Given problem: Report every line in the listing below where the string "color" shows up.

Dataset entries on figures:
◇ ◇ ◇ ◇ ◇ ◇ ◇

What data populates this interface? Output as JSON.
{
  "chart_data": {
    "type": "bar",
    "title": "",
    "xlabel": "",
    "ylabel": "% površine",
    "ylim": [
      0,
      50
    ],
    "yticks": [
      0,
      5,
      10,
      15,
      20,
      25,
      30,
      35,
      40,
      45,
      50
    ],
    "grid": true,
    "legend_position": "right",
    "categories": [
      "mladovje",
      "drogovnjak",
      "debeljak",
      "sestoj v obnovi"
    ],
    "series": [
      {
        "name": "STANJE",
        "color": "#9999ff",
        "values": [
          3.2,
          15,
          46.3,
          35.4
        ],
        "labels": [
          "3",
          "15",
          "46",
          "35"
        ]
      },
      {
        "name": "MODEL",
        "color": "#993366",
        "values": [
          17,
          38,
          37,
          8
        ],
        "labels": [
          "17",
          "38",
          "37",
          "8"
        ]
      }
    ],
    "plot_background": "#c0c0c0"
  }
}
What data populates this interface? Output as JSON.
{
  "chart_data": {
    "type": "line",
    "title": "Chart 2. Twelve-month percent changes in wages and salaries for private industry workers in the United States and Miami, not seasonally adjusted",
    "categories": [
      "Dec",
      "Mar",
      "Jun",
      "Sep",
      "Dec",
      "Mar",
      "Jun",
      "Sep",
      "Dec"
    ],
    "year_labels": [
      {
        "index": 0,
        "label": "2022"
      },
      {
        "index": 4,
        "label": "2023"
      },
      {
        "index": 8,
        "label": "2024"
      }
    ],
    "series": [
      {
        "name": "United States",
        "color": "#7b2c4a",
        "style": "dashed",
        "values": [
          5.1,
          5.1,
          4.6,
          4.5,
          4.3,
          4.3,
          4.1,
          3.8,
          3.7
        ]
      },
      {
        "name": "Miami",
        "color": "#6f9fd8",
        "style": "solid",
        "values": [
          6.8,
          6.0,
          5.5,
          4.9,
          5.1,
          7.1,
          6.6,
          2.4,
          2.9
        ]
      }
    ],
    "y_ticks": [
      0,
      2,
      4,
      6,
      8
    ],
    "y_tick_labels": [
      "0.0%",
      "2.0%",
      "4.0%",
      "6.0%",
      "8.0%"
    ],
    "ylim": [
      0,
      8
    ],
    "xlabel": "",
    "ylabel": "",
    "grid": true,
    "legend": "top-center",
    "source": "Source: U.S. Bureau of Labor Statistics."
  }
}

◇ ◇ ◇ ◇ ◇ ◇ ◇

Response below:
        "color": "#9999ff",
        "color": "#993366",
        "color": "#7b2c4a",
        "color": "#6f9fd8",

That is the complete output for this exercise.